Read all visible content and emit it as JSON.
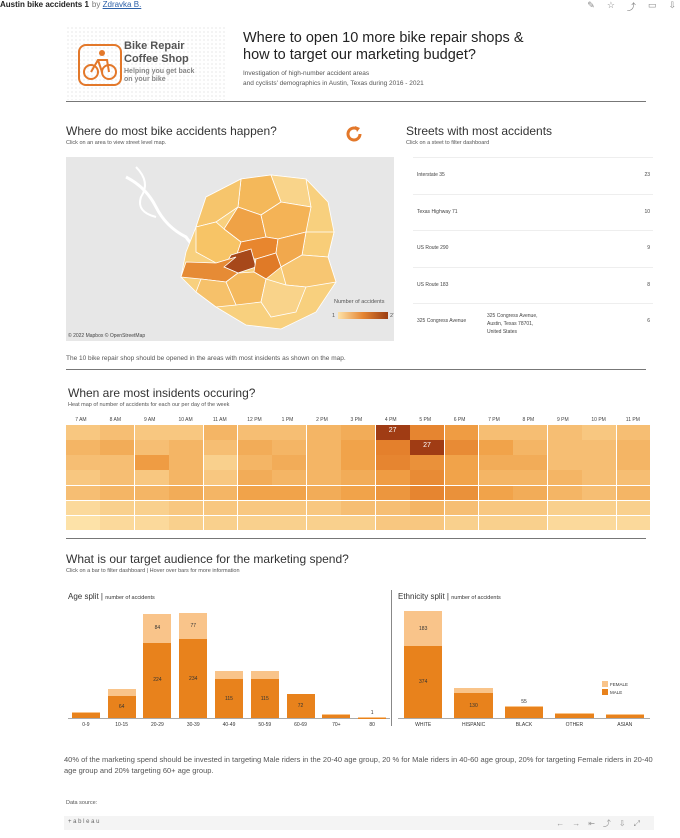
{
  "topbar": {
    "title": "Austin bike accidents 1",
    "by": "by",
    "author": "Zdravka B."
  },
  "logo": {
    "name_line1": "Bike Repair",
    "name_line2": "Coffee Shop",
    "tag_line1": "Helping you get back",
    "tag_line2": "on your bike"
  },
  "header": {
    "title_line1": "Where to open 10 more bike repair shops &",
    "title_line2": "how to target our marketing budget?",
    "sub_line1": "Investigation of high-number accident areas",
    "sub_line2": "and cyclists' demographics in Austin, Texas during 2016 - 2021"
  },
  "map": {
    "title": "Where do most bike accidents happen?",
    "caption": "Click on an area to view street level map.",
    "credit": "© 2022 Mapbox © OpenStreetMap",
    "legend_title": "Number of accidents",
    "legend_min": "1",
    "legend_max": "27",
    "note": "The 10 bike repair shop should be opened in the areas with most insidents as shown on the map."
  },
  "streets": {
    "title": "Streets with most accidents",
    "caption": "Click on a steet to filter dashboard",
    "rows": [
      {
        "name": "Interstate 35",
        "address": "",
        "value": "23"
      },
      {
        "name": "Texas Highway 71",
        "address": "",
        "value": "10"
      },
      {
        "name": "US Route 290",
        "address": "",
        "value": "9"
      },
      {
        "name": "US Route 183",
        "address": "",
        "value": "8"
      },
      {
        "name": "325 Congress Avenue",
        "address": "325 Congress Avenue, Austin, Texas 78701, United States",
        "value": "6"
      }
    ]
  },
  "heatmap": {
    "title": "When are most insidents occuring?",
    "caption": "Heat map of number of accidents for each our per day of the week",
    "hours": [
      "7 AM",
      "8 AM",
      "9 AM",
      "10 AM",
      "11 AM",
      "12 PM",
      "1 PM",
      "2 PM",
      "3 PM",
      "4 PM",
      "5 PM",
      "6 PM",
      "7 PM",
      "8 PM",
      "9 PM",
      "10 PM",
      "11 PM"
    ],
    "days": [
      "M",
      "T",
      "W",
      "T",
      "F",
      "S",
      "S"
    ],
    "values": [
      [
        8,
        9,
        8,
        8,
        10,
        9,
        9,
        10,
        11,
        27,
        17,
        13,
        9,
        9,
        9,
        8,
        9
      ],
      [
        10,
        11,
        9,
        10,
        9,
        11,
        10,
        10,
        12,
        18,
        27,
        16,
        12,
        10,
        9,
        9,
        10
      ],
      [
        9,
        9,
        13,
        10,
        7,
        10,
        11,
        10,
        12,
        17,
        15,
        12,
        11,
        11,
        9,
        9,
        10
      ],
      [
        8,
        9,
        8,
        10,
        8,
        11,
        10,
        10,
        11,
        13,
        16,
        12,
        10,
        10,
        10,
        9,
        9
      ],
      [
        9,
        10,
        10,
        11,
        10,
        12,
        12,
        11,
        12,
        14,
        17,
        15,
        12,
        11,
        10,
        9,
        10
      ],
      [
        6,
        7,
        7,
        8,
        8,
        8,
        8,
        8,
        9,
        9,
        10,
        9,
        8,
        8,
        7,
        7,
        7
      ],
      [
        5,
        6,
        6,
        7,
        7,
        7,
        7,
        7,
        7,
        8,
        8,
        7,
        7,
        7,
        6,
        6,
        6
      ]
    ]
  },
  "audience": {
    "title": "What is our target audience for the marketing spend?",
    "caption": "Click on a bar to filter dashboard | Hover over bars for more information"
  },
  "chart_data": [
    {
      "type": "bar",
      "title": "Age split",
      "subtitle": "number of accidents",
      "stacked": true,
      "categories": [
        "0-9",
        "10-15",
        "20-29",
        "30-39",
        "40-49",
        "50-59",
        "60-69",
        "70+",
        "80"
      ],
      "series": [
        {
          "name": "MALE",
          "values": [
            14,
            64,
            224,
            234,
            115,
            115,
            72,
            10,
            1
          ]
        },
        {
          "name": "FEMALE",
          "values": [
            4,
            22,
            84,
            77,
            25,
            24,
            0,
            3,
            1
          ]
        }
      ],
      "labels": {
        "MALE": [
          "",
          "64",
          "224",
          "234",
          "115",
          "115",
          "72",
          "",
          "1"
        ],
        "FEMALE": [
          "",
          "",
          "84",
          "77",
          "",
          "",
          "",
          "",
          ""
        ]
      }
    },
    {
      "type": "bar",
      "title": "Ethnicity split",
      "subtitle": "number of accidents",
      "stacked": true,
      "categories": [
        "WHITE",
        "HISPANIC",
        "BLACK",
        "OTHER",
        "ASIAN"
      ],
      "series": [
        {
          "name": "MALE",
          "values": [
            374,
            130,
            55,
            20,
            16
          ]
        },
        {
          "name": "FEMALE",
          "values": [
            183,
            25,
            8,
            5,
            3
          ]
        }
      ],
      "labels": {
        "MALE": [
          "374",
          "130",
          "55",
          "",
          ""
        ],
        "FEMALE": [
          "183",
          "",
          "",
          "",
          ""
        ]
      },
      "legend": [
        "FEMALE",
        "MALE"
      ]
    }
  ],
  "colors": {
    "male": "#e8821c",
    "female": "#f9c48a",
    "accent": "#e3782a"
  },
  "summary": "40% of the marketing spend should be invested in targeting Male riders in the 20-40 age group, 20 % for Male riders in 40-60 age group, 20% for targeting Female riders in 20-40 age group and 20% targeting 60+ age group.",
  "footer": {
    "datasource": "Data source:",
    "brand": "+ a b l e a u"
  }
}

** WHAT IS ASKED **
Set down the material exactly, every line of it, except for the pictures.

** SOLUTION TO THE PROBLEM **
Read all visible content and emit it as JSON.
{
  "topbar": {
    "title": "Austin bike accidents 1",
    "by": "by",
    "author": "Zdravka B."
  },
  "logo": {
    "name_line1": "Bike Repair",
    "name_line2": "Coffee Shop",
    "tag_line1": "Helping you get back",
    "tag_line2": "on your bike"
  },
  "header": {
    "title_line1": "Where to open 10 more bike repair shops &",
    "title_line2": "how to target our marketing budget?",
    "sub_line1": "Investigation of high-number accident areas",
    "sub_line2": "and cyclists' demographics in Austin, Texas during 2016 - 2021"
  },
  "map": {
    "title": "Where do most bike accidents happen?",
    "caption": "Click on an area to view street level map.",
    "credit": "© 2022 Mapbox © OpenStreetMap",
    "legend_title": "Number of accidents",
    "legend_min": "1",
    "legend_max": "27",
    "note": "The 10 bike repair shop should be opened in the areas with most insidents as shown on the map."
  },
  "streets": {
    "title": "Streets with most accidents",
    "caption": "Click on a steet to filter dashboard",
    "rows": [
      {
        "name": "Interstate 35",
        "address": "",
        "value": "23"
      },
      {
        "name": "Texas Highway 71",
        "address": "",
        "value": "10"
      },
      {
        "name": "US Route 290",
        "address": "",
        "value": "9"
      },
      {
        "name": "US Route 183",
        "address": "",
        "value": "8"
      },
      {
        "name": "325 Congress Avenue",
        "address": "325 Congress Avenue, Austin, Texas 78701, United States",
        "value": "6"
      }
    ]
  },
  "heatmap": {
    "title": "When are most insidents occuring?",
    "caption": "Heat map of number of accidents for each our per day of the week",
    "hours": [
      "7 AM",
      "8 AM",
      "9 AM",
      "10 AM",
      "11 AM",
      "12 PM",
      "1 PM",
      "2 PM",
      "3 PM",
      "4 PM",
      "5 PM",
      "6 PM",
      "7 PM",
      "8 PM",
      "9 PM",
      "10 PM",
      "11 PM"
    ],
    "days": [
      "M",
      "T",
      "W",
      "T",
      "F",
      "S",
      "S"
    ],
    "values": [
      [
        8,
        9,
        8,
        8,
        10,
        9,
        9,
        10,
        11,
        27,
        17,
        13,
        9,
        9,
        9,
        8,
        9
      ],
      [
        10,
        11,
        9,
        10,
        9,
        11,
        10,
        10,
        12,
        18,
        27,
        16,
        12,
        10,
        9,
        9,
        10
      ],
      [
        9,
        9,
        13,
        10,
        7,
        10,
        11,
        10,
        12,
        17,
        15,
        12,
        11,
        11,
        9,
        9,
        10
      ],
      [
        8,
        9,
        8,
        10,
        8,
        11,
        10,
        10,
        11,
        13,
        16,
        12,
        10,
        10,
        10,
        9,
        9
      ],
      [
        9,
        10,
        10,
        11,
        10,
        12,
        12,
        11,
        12,
        14,
        17,
        15,
        12,
        11,
        10,
        9,
        10
      ],
      [
        6,
        7,
        7,
        8,
        8,
        8,
        8,
        8,
        9,
        9,
        10,
        9,
        8,
        8,
        7,
        7,
        7
      ],
      [
        5,
        6,
        6,
        7,
        7,
        7,
        7,
        7,
        7,
        8,
        8,
        7,
        7,
        7,
        6,
        6,
        6
      ]
    ]
  },
  "audience": {
    "title": "What is our target audience for the marketing spend?",
    "caption": "Click on a bar to filter dashboard | Hover over bars for more information"
  },
  "chart_data": [
    {
      "type": "bar",
      "title": "Age split",
      "subtitle": "number of accidents",
      "stacked": true,
      "categories": [
        "0-9",
        "10-15",
        "20-29",
        "30-39",
        "40-49",
        "50-59",
        "60-69",
        "70+",
        "80"
      ],
      "series": [
        {
          "name": "MALE",
          "values": [
            14,
            64,
            224,
            234,
            115,
            115,
            72,
            10,
            1
          ]
        },
        {
          "name": "FEMALE",
          "values": [
            4,
            22,
            84,
            77,
            25,
            24,
            0,
            3,
            1
          ]
        }
      ],
      "labels": {
        "MALE": [
          "",
          "64",
          "224",
          "234",
          "115",
          "115",
          "72",
          "",
          "1"
        ],
        "FEMALE": [
          "",
          "",
          "84",
          "77",
          "",
          "",
          "",
          "",
          ""
        ]
      }
    },
    {
      "type": "bar",
      "title": "Ethnicity split",
      "subtitle": "number of accidents",
      "stacked": true,
      "categories": [
        "WHITE",
        "HISPANIC",
        "BLACK",
        "OTHER",
        "ASIAN"
      ],
      "series": [
        {
          "name": "MALE",
          "values": [
            374,
            130,
            55,
            20,
            16
          ]
        },
        {
          "name": "FEMALE",
          "values": [
            183,
            25,
            8,
            5,
            3
          ]
        }
      ],
      "labels": {
        "MALE": [
          "374",
          "130",
          "55",
          "",
          ""
        ],
        "FEMALE": [
          "183",
          "",
          "",
          "",
          ""
        ]
      },
      "legend": [
        "FEMALE",
        "MALE"
      ]
    }
  ],
  "colors": {
    "male": "#e8821c",
    "female": "#f9c48a",
    "accent": "#e3782a"
  },
  "summary": "40% of the marketing spend should be invested in targeting Male riders in the 20-40 age group, 20 % for Male riders in 40-60 age group, 20% for targeting Female riders in 20-40 age group and 20% targeting 60+ age group.",
  "footer": {
    "datasource": "Data source:",
    "brand": "+ a b l e a u"
  }
}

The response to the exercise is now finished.